TASK INSTRUCTIONS
Your task is to copy every line of this material exactly.

───── EXCERPTED DATA

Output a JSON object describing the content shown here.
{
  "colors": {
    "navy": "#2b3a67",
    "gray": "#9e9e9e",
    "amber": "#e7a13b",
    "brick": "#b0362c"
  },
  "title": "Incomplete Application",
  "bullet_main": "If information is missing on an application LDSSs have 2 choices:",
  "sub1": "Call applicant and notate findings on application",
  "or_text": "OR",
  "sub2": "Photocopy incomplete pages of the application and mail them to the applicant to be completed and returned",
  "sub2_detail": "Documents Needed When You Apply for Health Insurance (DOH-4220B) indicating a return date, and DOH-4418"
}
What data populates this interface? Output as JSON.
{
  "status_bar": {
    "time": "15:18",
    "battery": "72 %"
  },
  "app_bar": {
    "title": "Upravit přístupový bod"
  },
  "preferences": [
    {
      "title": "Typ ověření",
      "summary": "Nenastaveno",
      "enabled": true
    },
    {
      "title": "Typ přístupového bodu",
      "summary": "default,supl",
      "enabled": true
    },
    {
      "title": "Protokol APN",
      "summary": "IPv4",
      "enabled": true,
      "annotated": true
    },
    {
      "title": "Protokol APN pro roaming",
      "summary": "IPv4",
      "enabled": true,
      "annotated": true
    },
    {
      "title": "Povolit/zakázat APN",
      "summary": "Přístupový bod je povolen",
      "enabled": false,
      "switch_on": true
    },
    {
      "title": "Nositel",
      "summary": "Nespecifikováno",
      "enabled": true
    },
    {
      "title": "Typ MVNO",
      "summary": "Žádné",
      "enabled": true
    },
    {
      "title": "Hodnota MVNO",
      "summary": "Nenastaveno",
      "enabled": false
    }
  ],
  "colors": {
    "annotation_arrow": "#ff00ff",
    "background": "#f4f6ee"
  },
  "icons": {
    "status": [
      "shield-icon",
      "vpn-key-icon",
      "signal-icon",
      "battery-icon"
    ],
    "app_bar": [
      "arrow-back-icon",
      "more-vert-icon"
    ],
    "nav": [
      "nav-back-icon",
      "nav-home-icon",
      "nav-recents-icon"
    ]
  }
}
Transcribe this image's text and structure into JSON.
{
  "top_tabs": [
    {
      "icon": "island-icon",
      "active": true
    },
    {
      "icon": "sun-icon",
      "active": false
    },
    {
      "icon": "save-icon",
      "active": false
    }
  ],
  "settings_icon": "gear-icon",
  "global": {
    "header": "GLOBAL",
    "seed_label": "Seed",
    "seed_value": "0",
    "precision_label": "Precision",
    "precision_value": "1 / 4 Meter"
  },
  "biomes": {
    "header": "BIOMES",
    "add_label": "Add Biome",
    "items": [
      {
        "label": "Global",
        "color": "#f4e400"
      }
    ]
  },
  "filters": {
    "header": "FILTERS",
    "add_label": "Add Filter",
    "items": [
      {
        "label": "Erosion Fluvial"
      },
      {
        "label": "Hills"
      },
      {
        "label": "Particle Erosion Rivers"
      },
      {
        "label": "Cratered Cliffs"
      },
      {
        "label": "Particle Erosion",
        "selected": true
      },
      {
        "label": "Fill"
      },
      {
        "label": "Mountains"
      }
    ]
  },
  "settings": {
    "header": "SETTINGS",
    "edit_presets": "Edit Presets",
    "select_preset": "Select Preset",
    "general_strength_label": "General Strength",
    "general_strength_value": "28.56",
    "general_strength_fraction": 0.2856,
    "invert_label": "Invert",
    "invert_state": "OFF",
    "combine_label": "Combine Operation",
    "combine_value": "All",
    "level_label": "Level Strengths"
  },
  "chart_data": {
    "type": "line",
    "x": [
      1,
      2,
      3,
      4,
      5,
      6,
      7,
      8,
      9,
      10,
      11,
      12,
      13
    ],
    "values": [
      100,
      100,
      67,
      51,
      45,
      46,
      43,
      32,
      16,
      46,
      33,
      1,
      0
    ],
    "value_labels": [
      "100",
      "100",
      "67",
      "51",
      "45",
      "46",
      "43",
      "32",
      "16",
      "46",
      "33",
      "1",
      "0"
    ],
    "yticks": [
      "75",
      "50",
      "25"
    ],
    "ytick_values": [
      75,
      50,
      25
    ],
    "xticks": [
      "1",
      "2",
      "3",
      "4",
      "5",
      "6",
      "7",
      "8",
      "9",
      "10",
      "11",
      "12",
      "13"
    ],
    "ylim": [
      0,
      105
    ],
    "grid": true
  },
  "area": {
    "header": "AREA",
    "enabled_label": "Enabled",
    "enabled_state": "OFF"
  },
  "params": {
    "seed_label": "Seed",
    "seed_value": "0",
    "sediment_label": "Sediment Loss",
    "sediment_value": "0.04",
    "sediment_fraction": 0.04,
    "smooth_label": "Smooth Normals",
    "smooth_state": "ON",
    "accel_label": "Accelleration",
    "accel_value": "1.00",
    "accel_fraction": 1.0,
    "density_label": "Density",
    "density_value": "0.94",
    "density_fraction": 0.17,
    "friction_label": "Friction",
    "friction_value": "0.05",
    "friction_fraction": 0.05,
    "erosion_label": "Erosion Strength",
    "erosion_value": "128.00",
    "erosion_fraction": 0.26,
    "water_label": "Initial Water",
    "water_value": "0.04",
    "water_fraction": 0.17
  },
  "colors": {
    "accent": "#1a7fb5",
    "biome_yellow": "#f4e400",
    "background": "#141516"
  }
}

──────────

EXPECTED OUTPUT
Output a JSON object describing the content shown here.
{
  "colors": {
    "navy": "#2b3a67",
    "gray": "#9e9e9e",
    "amber": "#e7a13b",
    "brick": "#b0362c"
  },
  "title": "Incomplete Application",
  "bullet_main": "If information is missing on an application LDSSs have 2 choices:",
  "sub1": "Call applicant and notate findings on application",
  "or_text": "OR",
  "sub2": "Photocopy incomplete pages of the application and mail them to the applicant to be completed and returned",
  "sub2_detail": "Documents Needed When You Apply for Health Insurance (DOH-4220B) indicating a return date, and DOH-4418"
}
What data populates this interface? Output as JSON.
{
  "status_bar": {
    "time": "15:18",
    "battery": "72 %"
  },
  "app_bar": {
    "title": "Upravit přístupový bod"
  },
  "preferences": [
    {
      "title": "Typ ověření",
      "summary": "Nenastaveno",
      "enabled": true
    },
    {
      "title": "Typ přístupového bodu",
      "summary": "default,supl",
      "enabled": true
    },
    {
      "title": "Protokol APN",
      "summary": "IPv4",
      "enabled": true,
      "annotated": true
    },
    {
      "title": "Protokol APN pro roaming",
      "summary": "IPv4",
      "enabled": true,
      "annotated": true
    },
    {
      "title": "Povolit/zakázat APN",
      "summary": "Přístupový bod je povolen",
      "enabled": false,
      "switch_on": true
    },
    {
      "title": "Nositel",
      "summary": "Nespecifikováno",
      "enabled": true
    },
    {
      "title": "Typ MVNO",
      "summary": "Žádné",
      "enabled": true
    },
    {
      "title": "Hodnota MVNO",
      "summary": "Nenastaveno",
      "enabled": false
    }
  ],
  "colors": {
    "annotation_arrow": "#ff00ff",
    "background": "#f4f6ee"
  },
  "icons": {
    "status": [
      "shield-icon",
      "vpn-key-icon",
      "signal-icon",
      "battery-icon"
    ],
    "app_bar": [
      "arrow-back-icon",
      "more-vert-icon"
    ],
    "nav": [
      "nav-back-icon",
      "nav-home-icon",
      "nav-recents-icon"
    ]
  }
}
Transcribe this image's text and structure into JSON.
{
  "top_tabs": [
    {
      "icon": "island-icon",
      "active": true
    },
    {
      "icon": "sun-icon",
      "active": false
    },
    {
      "icon": "save-icon",
      "active": false
    }
  ],
  "settings_icon": "gear-icon",
  "global": {
    "header": "GLOBAL",
    "seed_label": "Seed",
    "seed_value": "0",
    "precision_label": "Precision",
    "precision_value": "1 / 4 Meter"
  },
  "biomes": {
    "header": "BIOMES",
    "add_label": "Add Biome",
    "items": [
      {
        "label": "Global",
        "color": "#f4e400"
      }
    ]
  },
  "filters": {
    "header": "FILTERS",
    "add_label": "Add Filter",
    "items": [
      {
        "label": "Erosion Fluvial"
      },
      {
        "label": "Hills"
      },
      {
        "label": "Particle Erosion Rivers"
      },
      {
        "label": "Cratered Cliffs"
      },
      {
        "label": "Particle Erosion",
        "selected": true
      },
      {
        "label": "Fill"
      },
      {
        "label": "Mountains"
      }
    ]
  },
  "settings": {
    "header": "SETTINGS",
    "edit_presets": "Edit Presets",
    "select_preset": "Select Preset",
    "general_strength_label": "General Strength",
    "general_strength_value": "28.56",
    "general_strength_fraction": 0.2856,
    "invert_label": "Invert",
    "invert_state": "OFF",
    "combine_label": "Combine Operation",
    "combine_value": "All",
    "level_label": "Level Strengths"
  },
  "chart_data": {
    "type": "line",
    "x": [
      1,
      2,
      3,
      4,
      5,
      6,
      7,
      8,
      9,
      10,
      11,
      12,
      13
    ],
    "values": [
      100,
      100,
      67,
      51,
      45,
      46,
      43,
      32,
      16,
      46,
      33,
      1,
      0
    ],
    "value_labels": [
      "100",
      "100",
      "67",
      "51",
      "45",
      "46",
      "43",
      "32",
      "16",
      "46",
      "33",
      "1",
      "0"
    ],
    "yticks": [
      "75",
      "50",
      "25"
    ],
    "ytick_values": [
      75,
      50,
      25
    ],
    "xticks": [
      "1",
      "2",
      "3",
      "4",
      "5",
      "6",
      "7",
      "8",
      "9",
      "10",
      "11",
      "12",
      "13"
    ],
    "ylim": [
      0,
      105
    ],
    "grid": true
  },
  "area": {
    "header": "AREA",
    "enabled_label": "Enabled",
    "enabled_state": "OFF"
  },
  "params": {
    "seed_label": "Seed",
    "seed_value": "0",
    "sediment_label": "Sediment Loss",
    "sediment_value": "0.04",
    "sediment_fraction": 0.04,
    "smooth_label": "Smooth Normals",
    "smooth_state": "ON",
    "accel_label": "Accelleration",
    "accel_value": "1.00",
    "accel_fraction": 1.0,
    "density_label": "Density",
    "density_value": "0.94",
    "density_fraction": 0.17,
    "friction_label": "Friction",
    "friction_value": "0.05",
    "friction_fraction": 0.05,
    "erosion_label": "Erosion Strength",
    "erosion_value": "128.00",
    "erosion_fraction": 0.26,
    "water_label": "Initial Water",
    "water_value": "0.04",
    "water_fraction": 0.17
  },
  "colors": {
    "accent": "#1a7fb5",
    "biome_yellow": "#f4e400",
    "background": "#141516"
  }
}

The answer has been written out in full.